▶ **Description of the task**
Count up the lines in the following listing that hold the word "JSON", then give only that count.

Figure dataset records
·····

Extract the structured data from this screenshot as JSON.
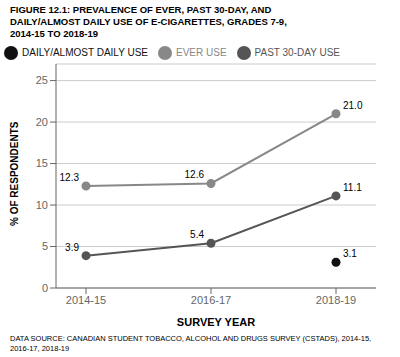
{
  "chart_data": {
    "type": "line",
    "title": "FIGURE 12.1: PREVALENCE OF EVER, PAST 30-DAY, AND\nDAILY/ALMOST DAILY USE OF E-CIGARETTES, GRADES 7-9,\n2014-15 TO 2018-19",
    "xlabel": "SURVEY YEAR",
    "ylabel": "% OF RESPONDENTS",
    "categories": [
      "2014-15",
      "2016-17",
      "2018-19"
    ],
    "series": [
      {
        "name": "EVER USE",
        "color": "#888888",
        "values": [
          12.3,
          12.6,
          21.0
        ],
        "value_labels": [
          "12.3",
          "12.6",
          "21.0"
        ],
        "marker": "circle",
        "line_style": "solid"
      },
      {
        "name": "PAST 30-DAY USE",
        "color": "#555555",
        "values": [
          3.9,
          5.4,
          11.1
        ],
        "marker": "circle",
        "line_style": "solid"
      },
      {
        "name": "DAILY/ALMOST DAILY USE",
        "color": "#111111",
        "values": [
          null,
          null,
          3.1
        ],
        "marker": "circle",
        "line_style": "none"
      }
    ],
    "ylim": [
      0,
      27
    ],
    "yticks": [
      0,
      5,
      10,
      15,
      20,
      25
    ],
    "grid": true,
    "legend": "upper left",
    "data_labels": true,
    "annotations": [
      "DATA SOURCE: CANADIAN STUDENT TOBACCO, ALCOHOL AND DRUGS SURVEY (CSTADS), 2014-15,\n2016-17, 2018-19"
    ]
  }
}
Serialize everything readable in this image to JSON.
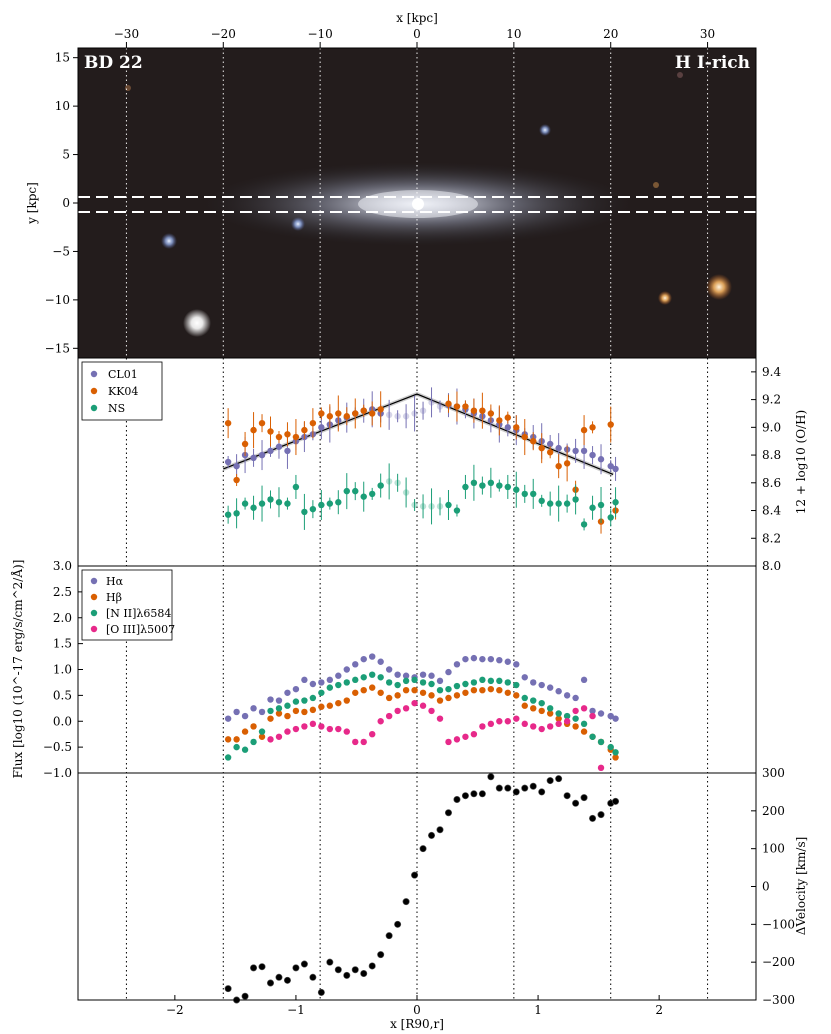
{
  "figure": {
    "galaxy_label": "BD 22",
    "class_label": "H I-rich",
    "colors": {
      "purple": "#7570b3",
      "orange": "#d95f02",
      "green": "#1b9e77",
      "pink": "#e7298a",
      "black": "#000000"
    }
  },
  "chart_data": [
    {
      "type": "image",
      "panel": "galaxy-image",
      "xlabel": "x [kpc]",
      "ylabel": "y [kpc]",
      "xlim": [
        -35,
        35
      ],
      "ylim": [
        -16,
        16
      ],
      "xticks": [
        -30,
        -20,
        -10,
        0,
        10,
        20,
        30
      ],
      "yticks": [
        -15,
        -10,
        -5,
        0,
        5,
        10,
        15
      ],
      "slit_y": [
        0.8,
        -0.8
      ],
      "vlines_kpc": [
        -30,
        -20,
        -10,
        0,
        10,
        20,
        30
      ]
    },
    {
      "type": "scatter",
      "panel": "metallicity",
      "ylabel": "12 + log10 (O/H)",
      "ylim": [
        8.0,
        9.5
      ],
      "yticks": [
        8.0,
        8.2,
        8.4,
        8.6,
        8.8,
        9.0,
        9.2,
        9.4
      ],
      "yticklabels": [
        "8.0",
        "8.2",
        "8.4",
        "8.6",
        "8.8",
        "9.0",
        "9.2",
        "9.4"
      ],
      "series": [
        {
          "name": "CL01",
          "color": "#7570b3",
          "x": [
            -1.56,
            -1.49,
            -1.42,
            -1.35,
            -1.28,
            -1.21,
            -1.14,
            -1.07,
            -1.0,
            -0.93,
            -0.86,
            -0.79,
            -0.72,
            -0.65,
            -0.58,
            -0.51,
            -0.44,
            -0.37,
            -0.3,
            -0.23,
            -0.16,
            -0.09,
            -0.02,
            0.05,
            0.12,
            0.19,
            0.26,
            0.33,
            0.4,
            0.47,
            0.54,
            0.61,
            0.68,
            0.75,
            0.82,
            0.89,
            0.96,
            1.03,
            1.1,
            1.17,
            1.24,
            1.31,
            1.38,
            1.45,
            1.52,
            1.6,
            1.64
          ],
          "y": [
            8.75,
            8.72,
            8.8,
            8.78,
            8.8,
            8.83,
            8.86,
            8.83,
            8.9,
            8.93,
            8.95,
            9.0,
            9.02,
            9.05,
            9.07,
            9.1,
            9.12,
            9.13,
            9.1,
            9.09,
            9.08,
            9.08,
            9.1,
            9.12,
            9.18,
            9.15,
            9.16,
            9.15,
            9.13,
            9.1,
            9.08,
            9.05,
            9.02,
            9.0,
            8.98,
            8.95,
            8.93,
            8.9,
            8.88,
            8.85,
            8.84,
            8.83,
            8.83,
            8.8,
            8.77,
            8.72,
            8.7
          ]
        },
        {
          "name": "KK04",
          "color": "#d95f02",
          "x": [
            -1.56,
            -1.49,
            -1.42,
            -1.35,
            -1.28,
            -1.21,
            -1.14,
            -1.07,
            -1.0,
            -0.93,
            -0.86,
            -0.79,
            -0.72,
            -0.65,
            -0.58,
            -0.51,
            -0.44,
            -0.37,
            -0.3,
            0.26,
            0.33,
            0.4,
            0.47,
            0.54,
            0.61,
            0.68,
            0.75,
            0.82,
            0.89,
            0.96,
            1.03,
            1.1,
            1.17,
            1.24,
            1.31,
            1.38,
            1.45,
            1.52,
            1.6,
            1.64
          ],
          "y": [
            9.03,
            8.62,
            8.88,
            8.98,
            9.03,
            8.97,
            8.93,
            8.95,
            8.93,
            8.98,
            9.03,
            9.1,
            9.08,
            9.1,
            9.08,
            9.1,
            9.12,
            9.1,
            9.13,
            9.17,
            9.15,
            9.15,
            9.12,
            9.12,
            9.1,
            9.05,
            9.07,
            9.0,
            8.93,
            8.9,
            8.85,
            8.82,
            8.72,
            8.74,
            8.55,
            8.98,
            9.0,
            8.32,
            9.02,
            8.4
          ]
        },
        {
          "name": "NS",
          "color": "#1b9e77",
          "x": [
            -1.56,
            -1.49,
            -1.42,
            -1.35,
            -1.28,
            -1.21,
            -1.14,
            -1.07,
            -1.0,
            -0.93,
            -0.86,
            -0.79,
            -0.72,
            -0.65,
            -0.58,
            -0.51,
            -0.44,
            -0.37,
            -0.3,
            -0.23,
            -0.16,
            -0.09,
            -0.02,
            0.05,
            0.12,
            0.19,
            0.26,
            0.33,
            0.4,
            0.47,
            0.54,
            0.61,
            0.68,
            0.75,
            0.82,
            0.89,
            0.96,
            1.03,
            1.1,
            1.17,
            1.24,
            1.31,
            1.38,
            1.45,
            1.52,
            1.6,
            1.64
          ],
          "y": [
            8.37,
            8.38,
            8.45,
            8.42,
            8.45,
            8.48,
            8.46,
            8.45,
            8.57,
            8.39,
            8.41,
            8.44,
            8.45,
            8.46,
            8.54,
            8.54,
            8.5,
            8.52,
            8.58,
            8.61,
            8.6,
            8.53,
            8.44,
            8.43,
            8.43,
            8.43,
            8.44,
            8.4,
            8.57,
            8.6,
            8.58,
            8.6,
            8.58,
            8.57,
            8.55,
            8.52,
            8.52,
            8.47,
            8.45,
            8.45,
            8.45,
            8.48,
            8.3,
            8.42,
            8.44,
            8.35,
            8.46
          ]
        }
      ],
      "fit_line": {
        "x": [
          -1.6,
          0.0,
          1.62
        ],
        "y": [
          8.7,
          9.24,
          8.66
        ]
      }
    },
    {
      "type": "scatter",
      "panel": "flux",
      "ylabel": "Flux [log10 (10^-17 erg/s/cm^2/Å)]",
      "ylim": [
        -1.0,
        3.0
      ],
      "yticks": [
        -1.0,
        -0.5,
        0.0,
        0.5,
        1.0,
        1.5,
        2.0,
        2.5,
        3.0
      ],
      "yticklabels": [
        "−1.0",
        "−0.5",
        "0.0",
        "0.5",
        "1.0",
        "1.5",
        "2.0",
        "2.5",
        "3.0"
      ],
      "series": [
        {
          "name": "Hα",
          "color": "#7570b3",
          "x": [
            -1.56,
            -1.49,
            -1.42,
            -1.35,
            -1.28,
            -1.21,
            -1.14,
            -1.07,
            -1.0,
            -0.93,
            -0.86,
            -0.79,
            -0.72,
            -0.65,
            -0.58,
            -0.51,
            -0.44,
            -0.37,
            -0.3,
            -0.23,
            -0.16,
            -0.09,
            -0.02,
            0.05,
            0.12,
            0.19,
            0.26,
            0.33,
            0.4,
            0.47,
            0.54,
            0.61,
            0.68,
            0.75,
            0.82,
            0.89,
            0.96,
            1.03,
            1.1,
            1.17,
            1.24,
            1.31,
            1.38,
            1.45,
            1.52,
            1.6,
            1.64
          ],
          "y": [
            0.05,
            0.18,
            0.1,
            0.25,
            0.18,
            0.42,
            0.4,
            0.55,
            0.62,
            0.8,
            0.72,
            0.75,
            0.8,
            0.88,
            1.0,
            1.1,
            1.2,
            1.25,
            1.15,
            1.0,
            0.9,
            0.88,
            0.85,
            0.9,
            0.88,
            0.78,
            0.95,
            1.1,
            1.2,
            1.22,
            1.2,
            1.2,
            1.18,
            1.15,
            1.1,
            0.85,
            0.75,
            0.7,
            0.65,
            0.58,
            0.5,
            0.45,
            0.8,
            0.2,
            0.15,
            0.1,
            0.05
          ]
        },
        {
          "name": "Hβ",
          "color": "#d95f02",
          "x": [
            -1.56,
            -1.49,
            -1.42,
            -1.35,
            -1.28,
            -1.21,
            -1.14,
            -1.07,
            -1.0,
            -0.93,
            -0.86,
            -0.79,
            -0.72,
            -0.65,
            -0.58,
            -0.51,
            -0.44,
            -0.37,
            -0.3,
            -0.23,
            -0.16,
            -0.09,
            -0.02,
            0.05,
            0.12,
            0.19,
            0.26,
            0.33,
            0.4,
            0.47,
            0.54,
            0.61,
            0.68,
            0.75,
            0.82,
            0.89,
            0.96,
            1.03,
            1.1,
            1.17,
            1.24,
            1.31,
            1.38,
            1.45,
            1.52,
            1.6,
            1.64
          ],
          "y": [
            -0.35,
            -0.35,
            -0.2,
            -0.1,
            -0.3,
            0.05,
            0.15,
            0.1,
            0.2,
            0.18,
            0.22,
            0.28,
            0.3,
            0.35,
            0.4,
            0.55,
            0.6,
            0.65,
            0.55,
            0.45,
            0.5,
            0.6,
            0.6,
            0.55,
            0.5,
            0.4,
            0.45,
            0.5,
            0.55,
            0.6,
            0.6,
            0.62,
            0.6,
            0.55,
            0.5,
            0.3,
            0.25,
            0.2,
            0.15,
            0.05,
            -0.05,
            -0.1,
            -0.2,
            -0.3,
            -0.4,
            -0.55,
            -0.7
          ]
        },
        {
          "name": "[N II]λ6584",
          "color": "#1b9e77",
          "x": [
            -1.56,
            -1.49,
            -1.42,
            -1.35,
            -1.28,
            -1.21,
            -1.14,
            -1.07,
            -1.0,
            -0.93,
            -0.86,
            -0.79,
            -0.72,
            -0.65,
            -0.58,
            -0.51,
            -0.44,
            -0.37,
            -0.3,
            -0.23,
            -0.16,
            -0.09,
            -0.02,
            0.05,
            0.12,
            0.19,
            0.26,
            0.33,
            0.4,
            0.47,
            0.54,
            0.61,
            0.68,
            0.75,
            0.82,
            0.89,
            0.96,
            1.03,
            1.1,
            1.17,
            1.24,
            1.31,
            1.38,
            1.45,
            1.52,
            1.6,
            1.64
          ],
          "y": [
            -0.7,
            -0.5,
            -0.55,
            -0.4,
            -0.2,
            0.2,
            0.25,
            0.3,
            0.38,
            0.4,
            0.45,
            0.55,
            0.65,
            0.7,
            0.75,
            0.8,
            0.85,
            0.9,
            0.85,
            0.75,
            0.7,
            0.78,
            0.8,
            0.75,
            0.72,
            0.6,
            0.62,
            0.68,
            0.72,
            0.75,
            0.8,
            0.78,
            0.78,
            0.75,
            0.7,
            0.45,
            0.4,
            0.35,
            0.25,
            0.15,
            0.1,
            0.05,
            -0.05,
            -0.3,
            -0.4,
            -0.5,
            -0.6
          ]
        },
        {
          "name": "[O III]λ5007",
          "color": "#e7298a",
          "x": [
            -1.21,
            -1.14,
            -1.07,
            -1.0,
            -0.93,
            -0.86,
            -0.79,
            -0.72,
            -0.65,
            -0.58,
            -0.51,
            -0.44,
            -0.37,
            -0.3,
            -0.23,
            -0.16,
            -0.09,
            -0.02,
            0.05,
            0.12,
            0.19,
            0.26,
            0.33,
            0.4,
            0.47,
            0.54,
            0.61,
            0.68,
            0.75,
            0.82,
            0.89,
            0.96,
            1.03,
            1.1,
            1.17,
            1.24,
            1.31,
            1.38,
            1.45,
            1.52
          ],
          "y": [
            -0.35,
            -0.3,
            -0.2,
            -0.15,
            -0.1,
            -0.05,
            -0.1,
            -0.15,
            -0.15,
            -0.2,
            -0.4,
            -0.4,
            -0.25,
            0.0,
            0.1,
            0.2,
            0.25,
            0.35,
            0.3,
            0.2,
            0.05,
            -0.4,
            -0.35,
            -0.3,
            -0.25,
            -0.1,
            -0.05,
            0.0,
            0.0,
            0.05,
            -0.05,
            -0.1,
            -0.15,
            -0.1,
            -0.05,
            0.0,
            0.2,
            0.25,
            0.1,
            -0.9
          ]
        }
      ]
    },
    {
      "type": "scatter",
      "panel": "velocity",
      "xlabel": "x [R90,r]",
      "ylabel": "ΔVelocity [km/s]",
      "xlim": [
        -2.8,
        2.8
      ],
      "ylim": [
        -300,
        300
      ],
      "xticks": [
        -2,
        -1,
        0,
        1,
        2
      ],
      "xticklabels": [
        "−2",
        "−1",
        "0",
        "1",
        "2"
      ],
      "yticks": [
        -300,
        -200,
        -100,
        0,
        100,
        200,
        300
      ],
      "yticklabels": [
        "−300",
        "−200",
        "−100",
        "0",
        "100",
        "200",
        "300"
      ],
      "series": [
        {
          "name": "",
          "color": "#000000",
          "x": [
            -1.56,
            -1.49,
            -1.42,
            -1.35,
            -1.28,
            -1.21,
            -1.14,
            -1.07,
            -1.0,
            -0.93,
            -0.86,
            -0.79,
            -0.72,
            -0.65,
            -0.58,
            -0.51,
            -0.44,
            -0.37,
            -0.3,
            -0.23,
            -0.16,
            -0.09,
            -0.02,
            0.05,
            0.12,
            0.19,
            0.26,
            0.33,
            0.4,
            0.47,
            0.54,
            0.61,
            0.68,
            0.75,
            0.82,
            0.89,
            0.96,
            1.03,
            1.1,
            1.17,
            1.24,
            1.31,
            1.38,
            1.45,
            1.52,
            1.6,
            1.64
          ],
          "y": [
            -270,
            -300,
            -290,
            -215,
            -212,
            -255,
            -240,
            -248,
            -215,
            -205,
            -240,
            -280,
            -200,
            -220,
            -235,
            -220,
            -230,
            -210,
            -180,
            -130,
            -100,
            -40,
            30,
            100,
            135,
            150,
            195,
            230,
            240,
            245,
            245,
            290,
            260,
            260,
            250,
            260,
            265,
            250,
            280,
            285,
            240,
            220,
            235,
            180,
            190,
            220,
            225
          ]
        }
      ]
    }
  ],
  "common": {
    "top_xlabel": "x [kpc]",
    "top_xticks": [
      -30,
      -20,
      -10,
      0,
      10,
      20,
      30
    ],
    "top_xticklabels": [
      "−30",
      "−20",
      "−10",
      "0",
      "10",
      "20",
      "30"
    ],
    "vlines_r90": [
      -2.4,
      -1.6,
      -0.8,
      0,
      0.8,
      1.6,
      2.4
    ]
  }
}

·····

▶ **Answer below**
2